What is educating for happiness? It is certainly not cerebral studying of the four pillars, the nine domains, and the 72 plus indicators of Gross National Happiness (GNH). But many people may intuitively refer to the domains and pillars of GNH on encountering the above question. My doctoral research on conceptions of happiness grounded in the realities of urban youth (Lhamu, 2018) reveals that educating for happiness is much more than the current centrally determined concept of GNH. The study points to a chasm between Bhutan’s educational vision of educating for happiness and the realities of the schools.

The goal of my research on youth conceptions of happiness was to contribute to realising the ideals of GNH. The premise of the research was that, for the ideals of educating for happiness to translate into everyday life, the conception of happiness must be grounded in the lived experiences of youth. An externally imposed conception would make little sense in the absence of philosophical resonance and disconnect with the realities of youth experiences (Schneider, 2014). Youth is also a complex stage of human development with unique challenges and opportunities. Rapid physical and cognitive development (Eryilmaz, 2012) marks the stage. Defiance of authority and norms, gravitation towards peer  influences, and heightened exploration and formation of identity (Meeus, Iedema, Helsen, & Vollebergh, 1999; Waterman, 1982) mark the  characteristics of youth. Hence, I contend that the understandings of happiness gleaned from centrally defined notions cannot be uncritically applied to youth. The nature of social context, priorities and needs vary across life’s stages and so may their forms and effects on happiness (Kroll, 2014).

There are two interrelated questions that remain critical to the agenda of educating for happiness: i) What does happiness mean to youth? ii) How do schools serve youth happiness? My inquiry into youth happiness sheds light on complex conceptions of happiness. I discuss one of the constructs of happiness in this article – happiness as realising one’s potentials – and extend on the policy recommendations for holistic curricula and agency as the bedrock of educating for youth happiness.

The Centrally Constructed Notion of Happiness

Bhutan launched “Educating for Happiness” towards the end of 2009 with an international conference attended by educators, academics and intellectuals from both within and outside Bhutan. The GNH paradigm that proposes to balance socio-economic, cultural and environmental conservation (Thinley, 2009; Ura, Alkire, Zangmo, & Wangdi, 2012) serve as the founding philosophy underpinning the educating for happiness agenda. As envisioned under this initiative, the educational goals are to:

Even a cursory analysis reveals that the above educational goals are heavily imbued with Buddhist existential belief of interdependence, and that mind training and ethical groundings are promulgated as approaches to abiding happiness. Perhaps, given the subjectivities and fluidity around the concept of happiness, Bhutan takes an imprecise stance and does not explicate what happiness means in definitive terms in any of its policy documents. Taking an ethical stance and Buddhist approach, Thinley, (2009, p. 6), comes close to furnishing an official definition of happiness. He asserts, “happiness is not fleeting, pleasurable ‘feel good’ moods.” He argues that “… true abiding happiness cannot exist while others suffer, and comes only from serving others, living in harmony with nature, and realising our innate wisdom and the true and brilliant nature of our own minds.” This, however, is a partial attempt; the emphasis continues to be on what it is not and what one ought to pursue (harmony, wisdom, taming the mind) to attain happiness without clearly stating what it is. Given the strong influence of Buddhist philosophy on the GNH paradigm and educating for happiness agenda, it is safe to surmise that the centrally defined happiness is a state of mind characterised by tranquillity, calmness and contentment. The onus of its attainment lies with the individuals; and the pursuit of it is an inward journey rather than comforts, security, and satisfaction from external sources.

▸ **Data provided**:
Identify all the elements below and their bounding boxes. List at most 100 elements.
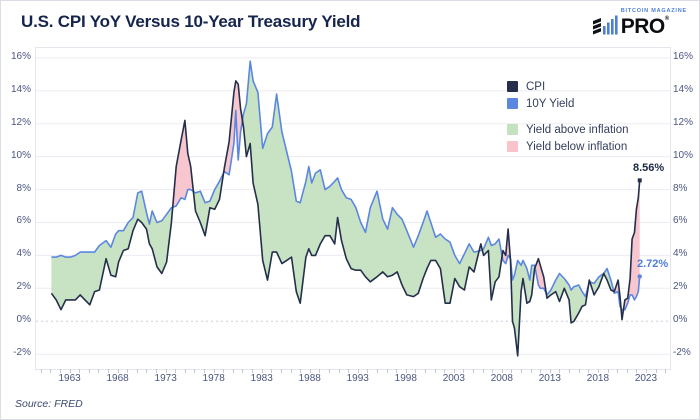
legend: CPI 10Y Yield Yield above inflation Yield b… (507, 78, 629, 155)
x-minor-tick (146, 369, 148, 373)
y-tick-label-right: -2% (673, 347, 691, 359)
fill-yield-above-inflation (51, 61, 624, 356)
bar-chart-logo-icon (592, 15, 618, 34)
x-minor-tick (98, 369, 100, 373)
x-minor-tick (463, 369, 465, 373)
y-tick-label-right: 16% (673, 50, 694, 62)
x-minor-tick (156, 369, 158, 373)
y-tick-label-right: 12% (673, 116, 694, 128)
legend-group-gap (507, 112, 629, 121)
registered-mark: ® (664, 15, 669, 22)
x-minor-tick (271, 369, 273, 373)
legend-item: Yield above inflation (507, 121, 629, 138)
x-minor-tick (482, 369, 484, 373)
legend-item: 10Y Yield (507, 95, 629, 112)
x-minor-tick (69, 369, 71, 373)
x-tick-label: 2013 (538, 373, 561, 384)
10y-yield-line (51, 60, 641, 311)
y-tick-label-left: -2% (13, 347, 31, 359)
x-minor-tick (415, 369, 417, 373)
x-minor-tick (501, 369, 503, 373)
logo-text: BITCOIN MAGAZINE PRO® (620, 8, 687, 38)
legend-item: Yield below inflation (507, 138, 629, 155)
x-minor-tick (40, 369, 42, 373)
x-minor-tick (348, 369, 350, 373)
legend-label: CPI (526, 80, 546, 93)
x-minor-tick (252, 369, 254, 373)
yield-end-annotation: 2.72% (637, 258, 669, 270)
x-minor-tick (492, 369, 494, 373)
y-tick-label-right: 2% (673, 281, 688, 293)
x-minor-tick (559, 369, 561, 373)
x-minor-tick (588, 369, 590, 373)
y-tick-label-left: 12% (10, 116, 31, 128)
x-minor-tick (578, 369, 580, 373)
x-minor-tick (626, 369, 628, 373)
x-minor-tick (636, 369, 638, 373)
x-minor-tick (88, 369, 90, 373)
x-tick-label: 1963 (58, 373, 81, 384)
y-tick-label-right: 10% (673, 149, 694, 161)
x-minor-tick (530, 369, 532, 373)
x-minor-tick (645, 369, 647, 373)
x-minor-tick (357, 369, 359, 373)
x-minor-tick (117, 369, 119, 373)
x-minor-tick (232, 369, 234, 373)
x-minor-tick (184, 369, 186, 373)
x-minor-tick (261, 369, 263, 373)
x-minor-tick (108, 369, 109, 373)
x-minor-tick (165, 369, 167, 373)
x-minor-tick (59, 369, 61, 373)
x-tick-label: 1968 (106, 373, 129, 384)
y-tick-label-left: 2% (16, 281, 31, 293)
y-tick-label-right: 8% (673, 182, 688, 194)
x-minor-tick (223, 369, 225, 373)
yield-end-marker (637, 274, 642, 279)
logo-wordmark-small: BITCOIN MAGAZINE (620, 8, 687, 14)
chart-canvas (36, 57, 670, 357)
source-note: Source: FRED (15, 398, 83, 410)
logo-wordmark-pro: PRO® (620, 14, 669, 38)
x-minor-tick (79, 369, 81, 373)
x-minor-tick (204, 369, 206, 373)
x-minor-tick (290, 369, 292, 373)
x-tick-label: 2023 (634, 373, 658, 384)
x-tick-label: 1993 (346, 373, 369, 384)
x-minor-tick (136, 369, 138, 373)
y-tick-label-left: 16% (10, 50, 31, 62)
x-minor-tick (280, 369, 282, 373)
x-tick-label: 2018 (586, 373, 610, 384)
cpi-end-annotation: 8.56% (633, 162, 665, 174)
x-minor-tick (309, 369, 311, 373)
bitcoin-magazine-pro-logo: BITCOIN MAGAZINE PRO® (592, 8, 687, 38)
x-minor-tick (50, 369, 52, 373)
x-tick-label: 1998 (394, 373, 417, 384)
y-tick-label-left: 4% (16, 248, 31, 260)
cpi-end-marker (637, 178, 642, 183)
x-minor-tick (569, 369, 571, 373)
x-minor-tick (597, 369, 599, 373)
x-minor-tick (213, 369, 215, 373)
x-minor-tick (405, 369, 407, 373)
page-title: U.S. CPI YoY Versus 10-Year Treasury Yie… (21, 12, 361, 31)
x-minor-tick (607, 369, 609, 373)
x-minor-tick (127, 369, 129, 373)
legend-label: Yield below inflation (526, 140, 628, 153)
x-minor-tick (338, 369, 340, 373)
x-minor-tick (328, 369, 330, 373)
x-minor-tick (367, 369, 369, 373)
x-minor-tick (521, 369, 523, 373)
legend-swatch-line (507, 81, 518, 92)
x-minor-tick (319, 369, 321, 373)
x-minor-tick (453, 369, 455, 373)
x-minor-tick (396, 369, 398, 373)
plot-area: CPI 10Y Yield Yield above inflation Yield b… (35, 47, 671, 370)
legend-swatch-fill (507, 124, 518, 135)
y-tick-label-right: 14% (673, 83, 694, 95)
legend-label: 10Y Yield (526, 97, 575, 110)
legend-swatch-fill (507, 141, 518, 152)
x-minor-tick (194, 369, 196, 373)
x-minor-tick (473, 369, 475, 373)
y-tick-label-left: 0% (16, 314, 31, 326)
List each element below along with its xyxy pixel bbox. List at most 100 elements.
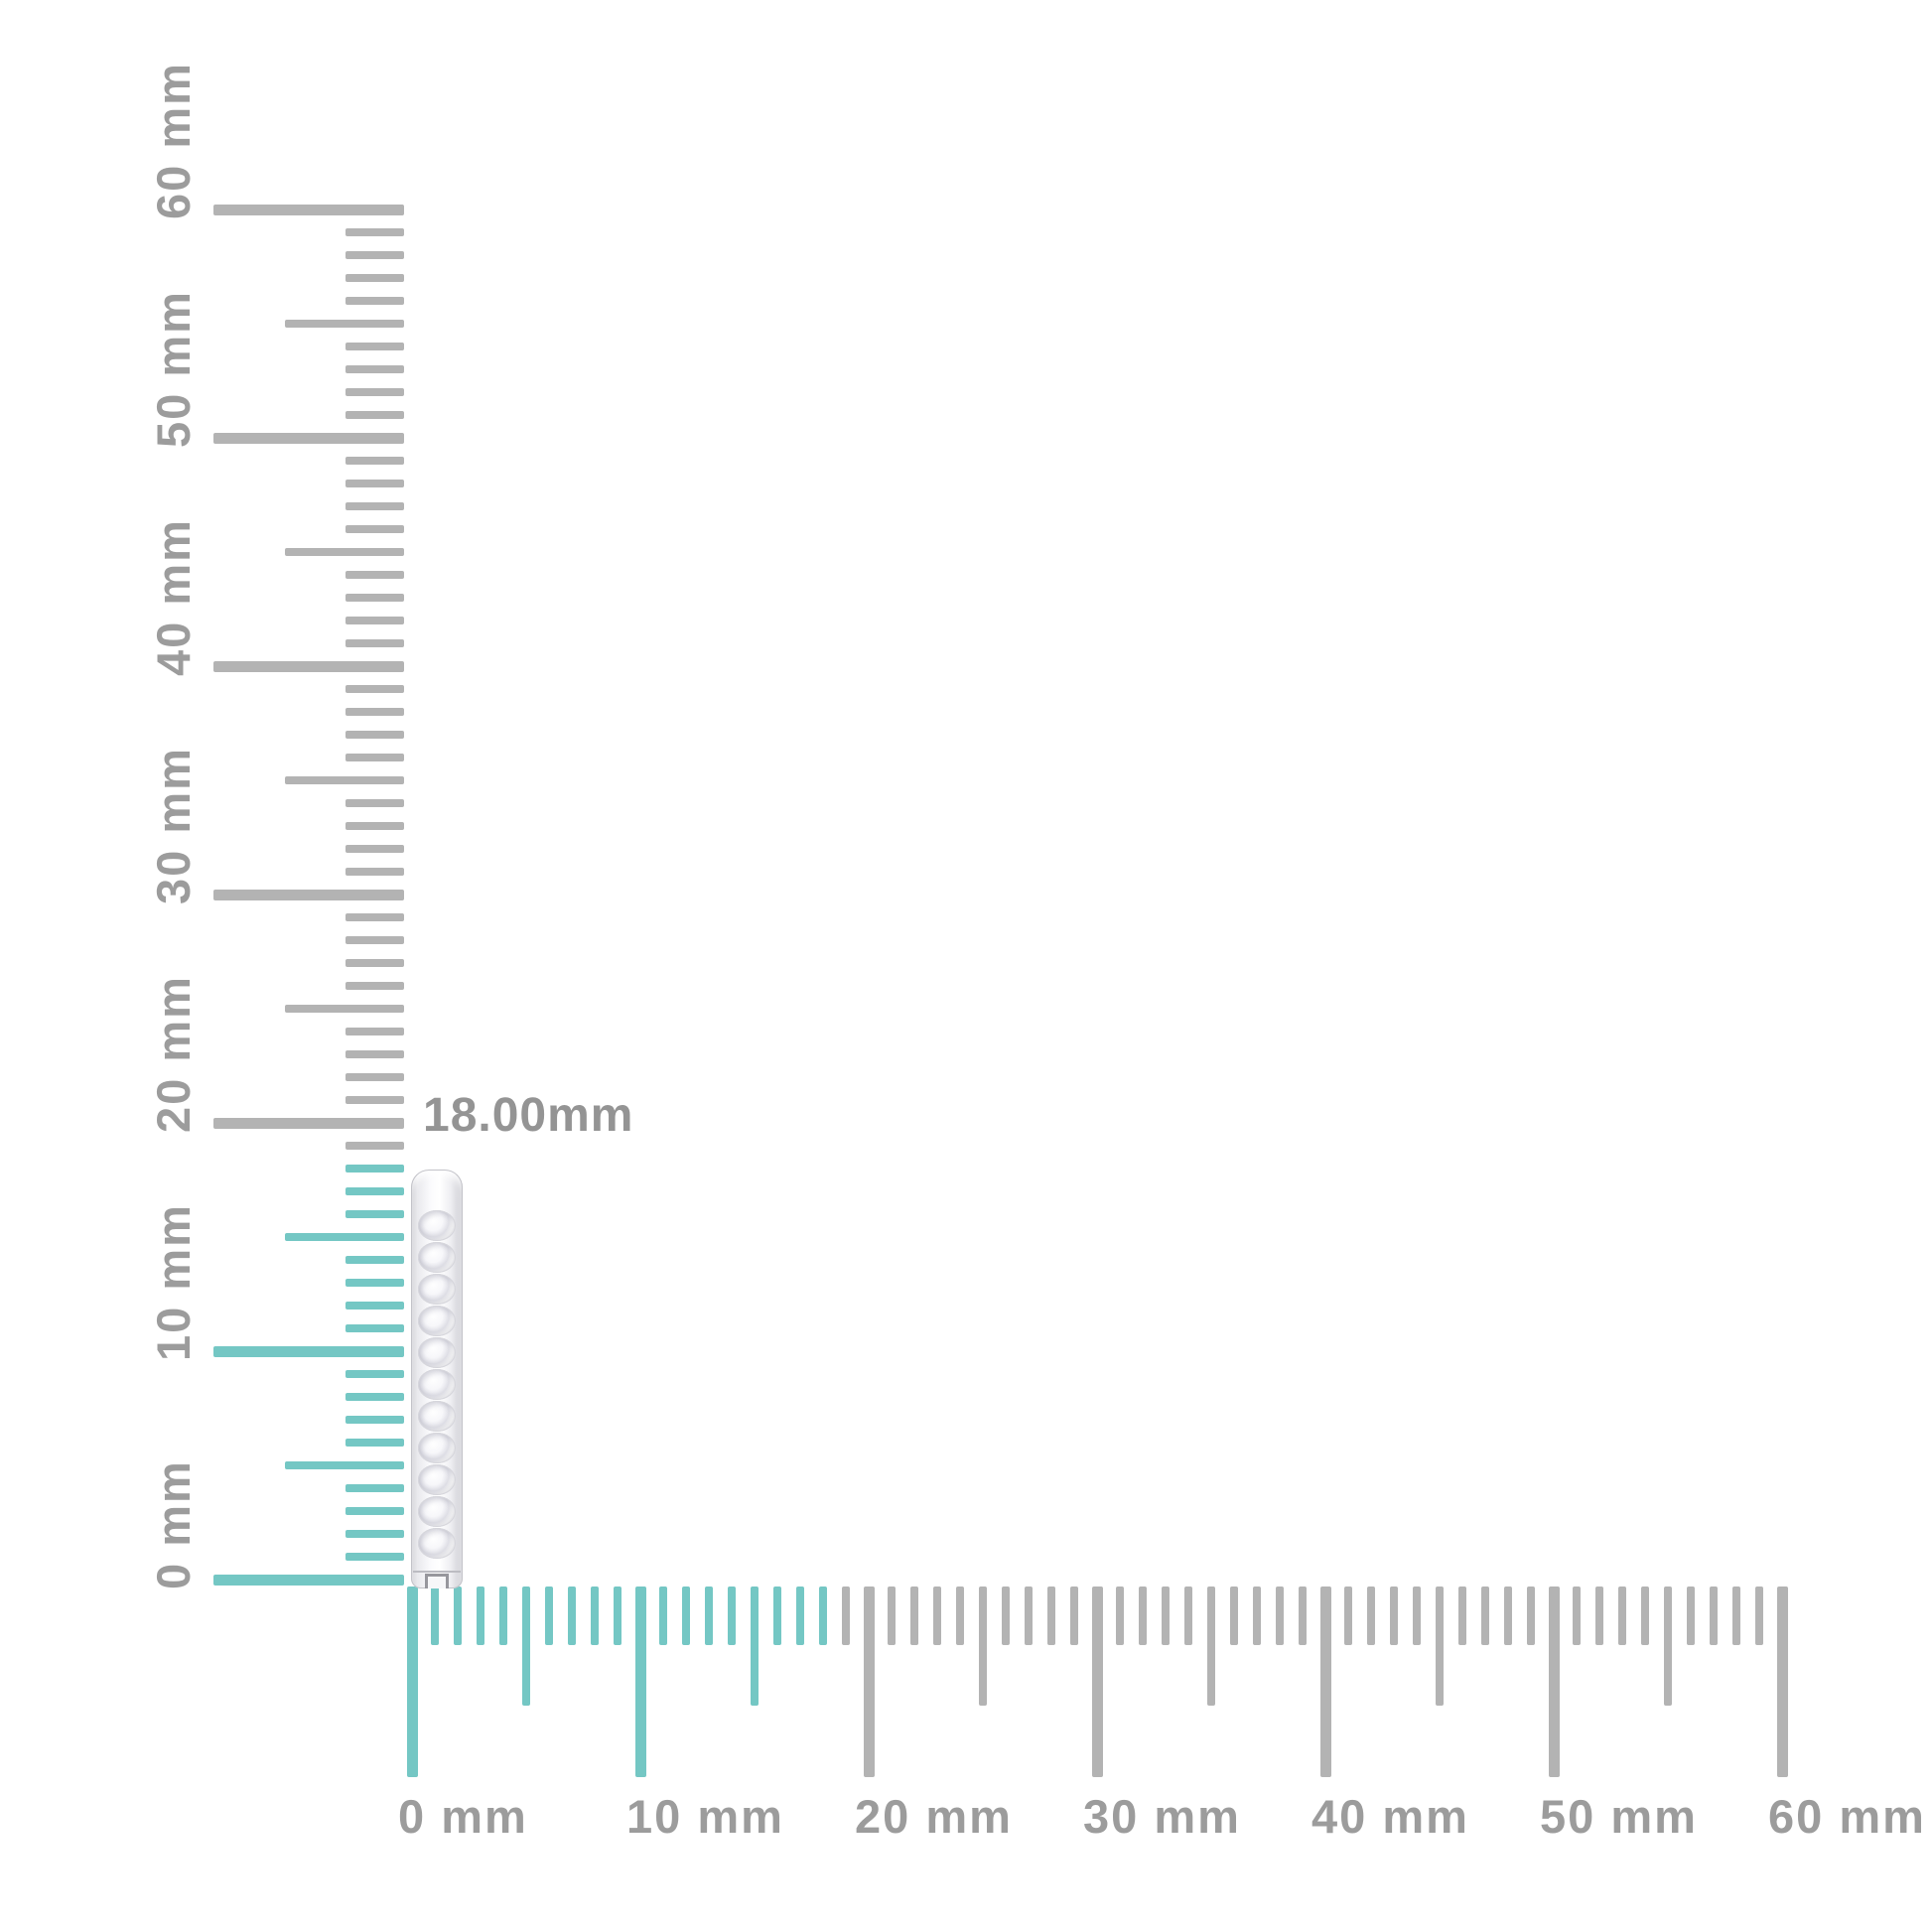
vertical-ruler-tick-51mm [345,411,404,419]
horizontal-ruler-tick-44mm [1413,1587,1421,1645]
vertical-ruler-tick-4mm [345,1484,404,1492]
horizontal-ruler-tick-11mm [659,1587,667,1645]
horizontal-ruler-tick-37mm [1253,1587,1261,1645]
horizontal-ruler-tick-21mm [888,1587,896,1645]
vertical-ruler-tick-34mm [345,799,404,807]
horizontal-ruler-tick-23mm [933,1587,941,1645]
horizontal-ruler-tick-18mm [819,1587,827,1645]
vertical-ruler-tick-49mm [345,457,404,465]
earring-product-image [411,1170,463,1588]
horizontal-ruler-tick-1mm [431,1587,439,1645]
vertical-ruler-tick-30mm [213,889,404,900]
horizontal-ruler-tick-52mm [1595,1587,1603,1645]
vertical-ruler-tick-53mm [345,365,404,373]
horizontal-ruler-tick-31mm [1116,1587,1124,1645]
vertical-ruler-tick-13mm [345,1279,404,1287]
horizontal-ruler-tick-30mm [1091,1587,1103,1777]
vertical-ruler-tick-38mm [345,708,404,716]
horizontal-ruler-tick-39mm [1299,1587,1307,1645]
vertical-ruler-tick-8mm [345,1393,404,1401]
vertical-ruler-tick-40mm [213,660,404,672]
vertical-ruler-tick-52mm [345,388,404,396]
vertical-ruler-tick-18mm [345,1165,404,1173]
horizontal-ruler-tick-20mm [863,1587,875,1777]
horizontal-ruler-tick-8mm [591,1587,599,1645]
vertical-ruler-tick-11mm [345,1324,404,1332]
vertical-ruler-tick-32mm [345,845,404,853]
vertical-ruler-label-60mm: 60 mm [147,62,200,219]
horizontal-ruler-tick-45mm [1436,1587,1444,1706]
horizontal-ruler-tick-9mm [614,1587,621,1645]
horizontal-ruler-tick-26mm [1002,1587,1010,1645]
horizontal-ruler-tick-16mm [773,1587,781,1645]
horizontal-ruler-tick-48mm [1504,1587,1512,1645]
vertical-ruler-tick-2mm [345,1530,404,1538]
vertical-ruler-tick-1mm [345,1553,404,1561]
diamond-stone [418,1210,456,1241]
vertical-ruler-tick-60mm [213,204,404,215]
vertical-ruler-tick-58mm [345,251,404,259]
vertical-ruler-tick-9mm [345,1370,404,1378]
vertical-ruler-tick-50mm [213,432,404,444]
earring-diamond-column [411,1209,463,1571]
horizontal-ruler-tick-24mm [956,1587,964,1645]
vertical-ruler-tick-43mm [345,594,404,602]
horizontal-ruler-tick-60mm [1776,1587,1788,1777]
horizontal-ruler-tick-53mm [1618,1587,1626,1645]
horizontal-ruler-tick-56mm [1687,1587,1695,1645]
diamond-stone [418,1496,456,1527]
horizontal-ruler-tick-58mm [1732,1587,1740,1645]
diamond-stone [418,1528,456,1559]
horizontal-ruler-tick-15mm [751,1587,759,1706]
horizontal-ruler-tick-41mm [1344,1587,1352,1645]
horizontal-ruler-label-0mm: 0 mm [398,1790,528,1843]
horizontal-ruler-tick-19mm [842,1587,850,1645]
horizontal-ruler-label-50mm: 50 mm [1540,1790,1698,1843]
vertical-ruler-tick-23mm [345,1050,404,1058]
vertical-ruler-tick-12mm [345,1302,404,1310]
horizontal-ruler-tick-38mm [1276,1587,1284,1645]
horizontal-ruler-tick-29mm [1070,1587,1078,1645]
vertical-ruler-tick-55mm [285,320,404,328]
vertical-ruler-tick-42mm [345,617,404,624]
horizontal-ruler-label-40mm: 40 mm [1311,1790,1469,1843]
vertical-ruler-tick-15mm [285,1233,404,1241]
horizontal-ruler-label-10mm: 10 mm [626,1790,784,1843]
horizontal-ruler-tick-43mm [1390,1587,1398,1645]
horizontal-ruler-tick-34mm [1184,1587,1192,1645]
vertical-ruler-tick-3mm [345,1507,404,1515]
vertical-ruler-tick-28mm [345,936,404,944]
horizontal-ruler-tick-25mm [979,1587,987,1706]
vertical-ruler-tick-7mm [345,1416,404,1424]
horizontal-ruler-tick-42mm [1367,1587,1375,1645]
vertical-ruler-tick-17mm [345,1187,404,1195]
vertical-ruler-tick-44mm [345,571,404,579]
horizontal-ruler-tick-57mm [1710,1587,1718,1645]
diamond-stone [418,1401,456,1432]
vertical-ruler-tick-48mm [345,480,404,487]
vertical-ruler-tick-54mm [345,343,404,350]
horizontal-ruler-tick-36mm [1230,1587,1238,1645]
diamond-stone [418,1464,456,1495]
horizontal-ruler-tick-13mm [705,1587,713,1645]
vertical-ruler-tick-59mm [345,228,404,236]
vertical-ruler-tick-27mm [345,959,404,967]
horizontal-ruler-tick-47mm [1481,1587,1489,1645]
vertical-ruler-tick-46mm [345,525,404,533]
vertical-ruler-tick-22mm [345,1073,404,1081]
diamond-stone [418,1337,456,1368]
vertical-ruler-tick-56mm [345,297,404,305]
horizontal-ruler-tick-0mm [406,1587,418,1777]
vertical-ruler-label-40mm: 40 mm [147,518,200,676]
vertical-ruler-tick-35mm [285,776,404,784]
vertical-ruler-label-0mm: 0 mm [147,1459,200,1589]
horizontal-ruler-tick-55mm [1664,1587,1672,1706]
vertical-ruler-tick-26mm [345,982,404,990]
vertical-ruler-tick-5mm [285,1461,404,1469]
earring-clasp-notch [425,1574,449,1588]
horizontal-ruler-tick-28mm [1047,1587,1055,1645]
horizontal-ruler-tick-3mm [477,1587,484,1645]
horizontal-ruler-tick-46mm [1458,1587,1466,1645]
vertical-ruler-tick-10mm [213,1345,404,1357]
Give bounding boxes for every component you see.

▸ **The tasks**:
[a] In the records, could you rename "legend-item" to "legend-entry" in everything from the line containing "legend: CPI 10Y" down to the line containing "x-minor-tick (357, 369, 359, 373)", leaving all else unchanged, and give back only those lines?
[b] How would the text on educating for happiness in Bhutan continue after its last sentence? Write the next paragraph.
The records have no connection to the text on educating for happiness in Bhutan.

▸ **Responses for each task**:
[a]
legend: CPI 10Y Yield Yield above inflation Yield b… (507, 78, 629, 155)
x-minor-tick (146, 369, 148, 373)
y-tick-label-right: -2% (673, 347, 691, 359)
fill-yield-above-inflation (51, 61, 624, 356)
bar-chart-logo-icon (592, 15, 618, 34)
x-minor-tick (98, 369, 100, 373)
x-minor-tick (463, 369, 465, 373)
y-tick-label-right: 16% (673, 50, 694, 62)
x-minor-tick (156, 369, 158, 373)
y-tick-label-right: 12% (673, 116, 694, 128)
legend-group-gap (507, 112, 629, 121)
registered-mark: ® (664, 15, 669, 22)
x-minor-tick (271, 369, 273, 373)
legend-entry: Yield above inflation (507, 121, 629, 138)
x-minor-tick (482, 369, 484, 373)
legend-entry: 10Y Yield (507, 95, 629, 112)
x-minor-tick (69, 369, 71, 373)
x-tick-label: 2013 (538, 373, 561, 384)
10y-yield-line (51, 60, 641, 311)
y-tick-label-left: -2% (13, 347, 31, 359)
x-minor-tick (415, 369, 417, 373)
x-minor-tick (501, 369, 503, 373)
logo-text: BITCOIN MAGAZINE PRO® (620, 8, 687, 38)
legend-entry: Yield below inflation (507, 138, 629, 155)
x-minor-tick (40, 369, 42, 373)
x-minor-tick (348, 369, 350, 373)
legend-label: CPI (526, 80, 546, 93)
x-minor-tick (252, 369, 254, 373)
yield-end-annotation: 2.72% (637, 258, 669, 270)
x-minor-tick (492, 369, 494, 373)
y-tick-label-right: 2% (673, 281, 688, 293)
x-minor-tick (559, 369, 561, 373)
x-minor-tick (588, 369, 590, 373)
y-tick-label-left: 12% (10, 116, 31, 128)
x-minor-tick (578, 369, 580, 373)
x-minor-tick (626, 369, 628, 373)
x-minor-tick (636, 369, 638, 373)
x-minor-tick (88, 369, 90, 373)
x-tick-label: 1963 (58, 373, 81, 384)
y-tick-label-right: 10% (673, 149, 694, 161)
x-minor-tick (530, 369, 532, 373)
x-minor-tick (645, 369, 647, 373)
x-minor-tick (357, 369, 359, 373)

[b]
Flow: the State of Youth Happiness

Interviews with high school students in my research reveal happiness as a state of complete engrossment in an activity that matches their potentials and interests. When asked to describe the happy state, most youth relate those moments to doing an activity that they are interested in and have the talent or the aptitude for. Their descriptions of such a state include – being engaged and engrossed, forgetting the world outside and occupying a different figurative world, feeling free and having no interrupting thoughts arising, and feeling great or satisfied afterwards. Such descriptions of the state of happiness correspond closely with Csikzenthmihilya’s (1997) concept of flow — intense engagement in a challenging activity that optimally utilizes one’s potentials and competencies, and that encompasses a loss of consciousness of self and of time. Similarly, it concurs with Seligman’s (2011) proposition that activities that optimally use one’s strengths enhance happiness.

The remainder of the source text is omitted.